## START

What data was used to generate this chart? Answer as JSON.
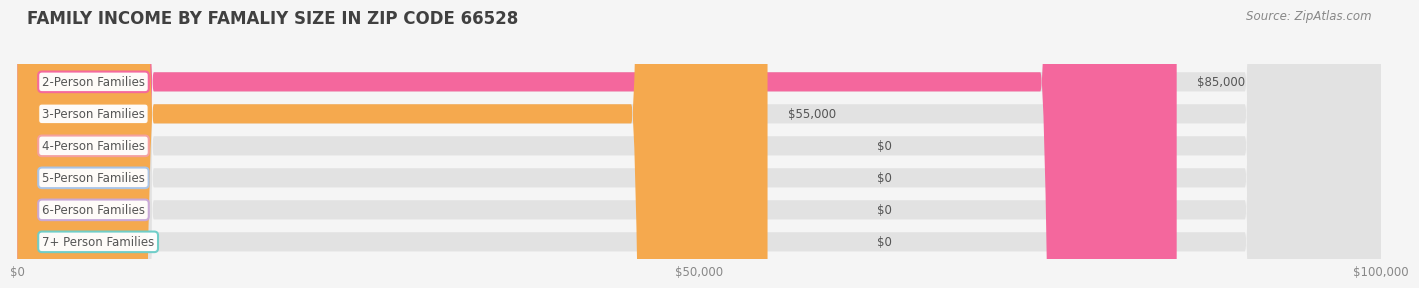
{
  "title": "FAMILY INCOME BY FAMALIY SIZE IN ZIP CODE 66528",
  "source": "Source: ZipAtlas.com",
  "categories": [
    "2-Person Families",
    "3-Person Families",
    "4-Person Families",
    "5-Person Families",
    "6-Person Families",
    "7+ Person Families"
  ],
  "values": [
    85000,
    55000,
    0,
    0,
    0,
    0
  ],
  "bar_colors": [
    "#F4679D",
    "#F5A94E",
    "#F4A0A0",
    "#A8C4E8",
    "#C8A8D8",
    "#6DCDC8"
  ],
  "xlim": [
    0,
    100000
  ],
  "xticks": [
    0,
    50000,
    100000
  ],
  "xtick_labels": [
    "$0",
    "$50,000",
    "$100,000"
  ],
  "background_color": "#f5f5f5",
  "bar_bg_color": "#e2e2e2",
  "title_fontsize": 12,
  "label_fontsize": 8.5,
  "value_fontsize": 8.5,
  "source_fontsize": 8.5
}
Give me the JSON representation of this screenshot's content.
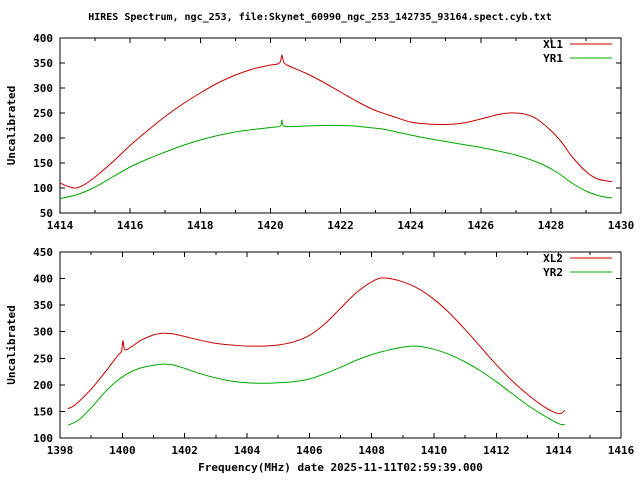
{
  "figure": {
    "title": "HIRES Spectrum, ngc_253, file:Skynet_60990_ngc_253_142735_93164.spect.cyb.txt",
    "background": "#ffffff",
    "axis_color": "#000000"
  },
  "chart_data": [
    {
      "type": "line",
      "title": "",
      "xlabel": "",
      "ylabel": "Uncalibrated",
      "xlim": [
        1414,
        1430
      ],
      "ylim": [
        50,
        400
      ],
      "xticks": [
        1414,
        1416,
        1418,
        1420,
        1422,
        1424,
        1426,
        1428,
        1430
      ],
      "yticks": [
        50,
        100,
        150,
        200,
        250,
        300,
        350,
        400
      ],
      "x_minor_step": 1,
      "grid": false,
      "legend_position": "top-right",
      "series": [
        {
          "name": "XL1",
          "color": "#c80000",
          "x": [
            1414.0,
            1414.2,
            1414.45,
            1414.7,
            1415.0,
            1415.5,
            1416.0,
            1416.5,
            1417.0,
            1417.5,
            1418.0,
            1418.5,
            1419.0,
            1419.5,
            1419.8,
            1420.0,
            1420.2,
            1420.28,
            1420.33,
            1420.38,
            1420.5,
            1421.0,
            1421.5,
            1422.0,
            1422.5,
            1423.0,
            1423.5,
            1424.0,
            1424.5,
            1425.0,
            1425.5,
            1426.0,
            1426.5,
            1426.8,
            1427.0,
            1427.3,
            1427.6,
            1428.0,
            1428.3,
            1428.6,
            1429.0,
            1429.3,
            1429.6,
            1429.75
          ],
          "y": [
            110,
            104,
            100,
            107,
            122,
            152,
            185,
            215,
            243,
            268,
            290,
            310,
            326,
            338,
            343,
            346,
            348,
            352,
            366,
            352,
            345,
            330,
            312,
            292,
            272,
            255,
            243,
            232,
            228,
            227,
            230,
            238,
            247,
            250,
            250,
            247,
            238,
            215,
            192,
            163,
            133,
            119,
            114,
            113
          ]
        },
        {
          "name": "YR1",
          "color": "#00a800",
          "x": [
            1414.0,
            1414.5,
            1415.0,
            1415.5,
            1416.0,
            1416.5,
            1417.0,
            1417.5,
            1418.0,
            1418.5,
            1419.0,
            1419.5,
            1420.0,
            1420.28,
            1420.33,
            1420.38,
            1420.7,
            1421.0,
            1421.5,
            1422.0,
            1422.4,
            1422.8,
            1423.2,
            1423.6,
            1424.0,
            1424.5,
            1425.0,
            1425.5,
            1426.0,
            1426.5,
            1427.0,
            1427.4,
            1427.8,
            1428.2,
            1428.6,
            1429.0,
            1429.4,
            1429.75
          ],
          "y": [
            79,
            87,
            102,
            122,
            142,
            158,
            172,
            185,
            196,
            205,
            212,
            217,
            221,
            224,
            236,
            224,
            223,
            224,
            225,
            225,
            224,
            221,
            218,
            212,
            206,
            199,
            193,
            187,
            181,
            174,
            166,
            157,
            146,
            130,
            110,
            94,
            84,
            80
          ]
        }
      ]
    },
    {
      "type": "line",
      "title": "",
      "xlabel": "Frequency(MHz) date 2025-11-11T02:59:39.000",
      "ylabel": "Uncalibrated",
      "xlim": [
        1398,
        1416
      ],
      "ylim": [
        100,
        450
      ],
      "xticks": [
        1398,
        1400,
        1402,
        1404,
        1406,
        1408,
        1410,
        1412,
        1414,
        1416
      ],
      "yticks": [
        100,
        150,
        200,
        250,
        300,
        350,
        400,
        450
      ],
      "x_minor_step": 1,
      "grid": false,
      "legend_position": "top-right",
      "series": [
        {
          "name": "XL2",
          "color": "#c80000",
          "x": [
            1398.25,
            1398.5,
            1399.0,
            1399.5,
            1399.85,
            1399.97,
            1400.02,
            1400.08,
            1400.3,
            1400.6,
            1401.0,
            1401.3,
            1401.6,
            1402.0,
            1402.5,
            1403.0,
            1403.5,
            1404.0,
            1404.5,
            1405.0,
            1405.5,
            1406.0,
            1406.5,
            1407.0,
            1407.5,
            1408.0,
            1408.3,
            1408.6,
            1409.0,
            1409.5,
            1410.0,
            1410.5,
            1411.0,
            1411.5,
            1412.0,
            1412.5,
            1413.0,
            1413.5,
            1413.8,
            1414.05,
            1414.2
          ],
          "y": [
            155,
            163,
            192,
            228,
            255,
            263,
            283,
            266,
            272,
            284,
            294,
            297,
            296,
            291,
            284,
            278,
            275,
            273,
            273,
            275,
            281,
            293,
            315,
            344,
            373,
            394,
            401,
            400,
            394,
            381,
            361,
            335,
            304,
            271,
            238,
            208,
            182,
            160,
            150,
            146,
            152
          ]
        },
        {
          "name": "YR2",
          "color": "#00a800",
          "x": [
            1398.25,
            1398.6,
            1399.0,
            1399.5,
            1400.0,
            1400.5,
            1401.0,
            1401.3,
            1401.6,
            1402.0,
            1402.5,
            1403.0,
            1403.5,
            1404.0,
            1404.5,
            1405.0,
            1405.5,
            1406.0,
            1406.5,
            1407.0,
            1407.5,
            1408.0,
            1408.5,
            1409.0,
            1409.3,
            1409.6,
            1410.0,
            1410.5,
            1411.0,
            1411.5,
            1412.0,
            1412.5,
            1413.0,
            1413.5,
            1414.0,
            1414.2
          ],
          "y": [
            124,
            134,
            157,
            190,
            215,
            230,
            237,
            239,
            238,
            231,
            221,
            213,
            207,
            204,
            203,
            204,
            206,
            211,
            221,
            233,
            246,
            257,
            265,
            271,
            273,
            272,
            267,
            257,
            243,
            226,
            206,
            184,
            162,
            143,
            127,
            125
          ]
        }
      ]
    }
  ]
}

## END

Task prompt: Show every line where the string "this" appears.

Exercise result:
What data was used to generate this chart? Answer as JSON.
Give me the JSON representation of this screenshot's content.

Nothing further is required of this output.